▸ **EXERCISE DIRECTIONS**:
Without including any pictures, copy each entry below exactly.

▸ **EXTRACTED INFORMATION**:
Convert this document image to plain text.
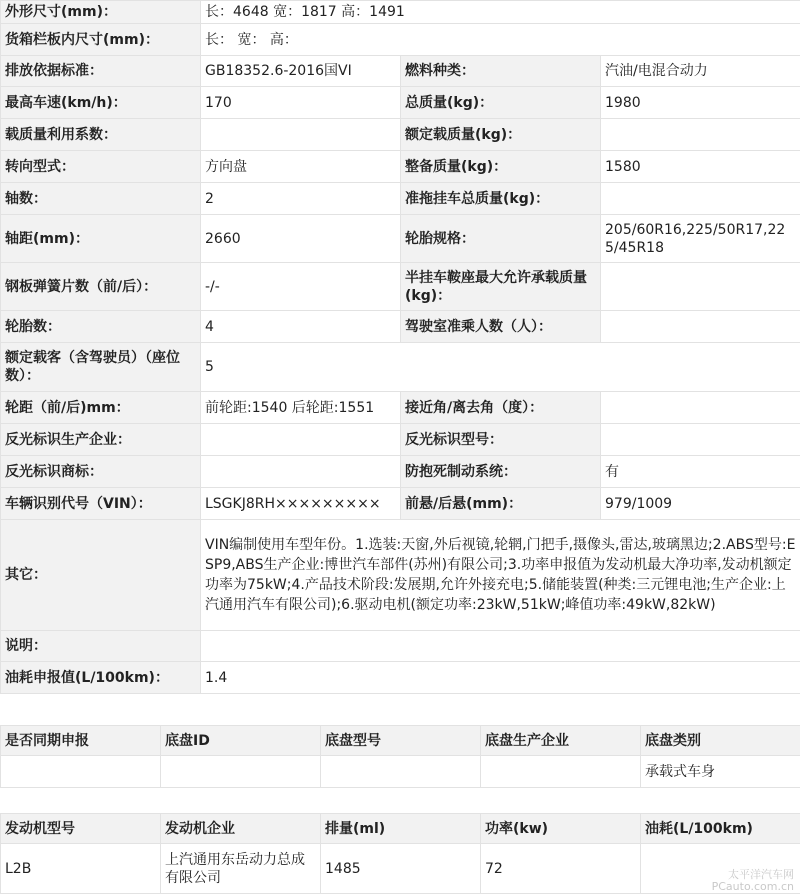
外形尺寸(mm)：	长：4648 宽：1817 高：1491		
货箱栏板内尺寸(mm)：	长： 宽： 高：		
排放依据标准：	GB18352.6-2016国VI	燃料种类：	汽油/电混合动力
最高车速(km/h)：	170	总质量(kg)：	1980
载质量利用系数：		额定载质量(kg)：	
转向型式：	方向盘	整备质量(kg)：	1580
轴数：	2	准拖挂车总质量(kg)：	
轴距(mm)：	2660	轮胎规格：	205/60R16,225/50R17,225/45R18
钢板弹簧片数（前/后）：	-/-	半挂车鞍座最大允许承载质量(kg)：	
轮胎数：	4	驾驶室准乘人数（人）：	
额定载客（含驾驶员）（座位数）：	5		
轮距（前/后)mm：	前轮距:1540 后轮距:1551	接近角/离去角（度）：	
反光标识生产企业：		反光标识型号：	
反光标识商标：		防抱死制动系统：	有
车辆识别代号（VIN）：	LSGKJ8RH×××××××××	前悬/后悬(mm)：	979/1009
其它：	VIN编制使用车型年份。1.选装:天窗,外后视镜,轮辋,门把手,摄像头,雷达,玻璃黑边;2.ABS型号:ESP9,ABS生产企业:博世汽车部件(苏州)有限公司;3.功率申报值为发动机最大净功率,发动机额定功率为75kW;4.产品技术阶段:发展期,允许外接充电;5.储能装置(种类:三元锂电池;生产企业:上汽通用汽车有限公司);6.驱动电机(额定功率:23kW,51kW;峰值功率:49kW,82kW)		
说明：			
油耗申报值(L/100km)：	1.4		
是否同期申报	底盘ID	底盘型号	底盘生产企业	底盘类别
				承载式车身
发动机型号	发动机企业	排量(ml)	功率(kw)	油耗(L/100km)
L2B	上汽通用东岳动力总成有限公司	1485	72		太平洋汽车网
PCauto.com.cn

▸ **CORRECT ANSWER**:
Convert this document image to plain text.
外形尺寸(mm)：	长：4648 宽：1817 高：1491		
货箱栏板内尺寸(mm)：	长： 宽： 高：		
排放依据标准：	GB18352.6-2016国VI	燃料种类：	汽油/电混合动力
最高车速(km/h)：	170	总质量(kg)：	1980
载质量利用系数：		额定载质量(kg)：	
转向型式：	方向盘	整备质量(kg)：	1580
轴数：	2	准拖挂车总质量(kg)：	
轴距(mm)：	2660	轮胎规格：	205/60R16,225/50R17,225/45R18
钢板弹簧片数（前/后）：	-/-	半挂车鞍座最大允许承载质量(kg)：	
轮胎数：	4	驾驶室准乘人数（人）：	
额定载客（含驾驶员）（座位数）：	5		
轮距（前/后)mm：	前轮距:1540 后轮距:1551	接近角/离去角（度）：	
反光标识生产企业：		反光标识型号：	
反光标识商标：		防抱死制动系统：	有
车辆识别代号（VIN）：	LSGKJ8RH×××××××××	前悬/后悬(mm)：	979/1009
其它：	VIN编制使用车型年份。1.选装:天窗,外后视镜,轮辋,门把手,摄像头,雷达,玻璃黑边;2.ABS型号:ESP9,ABS生产企业:博世汽车部件(苏州)有限公司;3.功率申报值为发动机最大净功率,发动机额定功率为75kW;4.产品技术阶段:发展期,允许外接充电;5.储能装置(种类:三元锂电池;生产企业:上汽通用汽车有限公司);6.驱动电机(额定功率:23kW,51kW;峰值功率:49kW,82kW)		
说明：			
油耗申报值(L/100km)：	1.4		
是否同期申报	底盘ID	底盘型号	底盘生产企业	底盘类别
				承载式车身
发动机型号	发动机企业	排量(ml)	功率(kw)	油耗(L/100km)
L2B	上汽通用东岳动力总成有限公司	1485	72		太平洋汽车网
PCauto.com.cn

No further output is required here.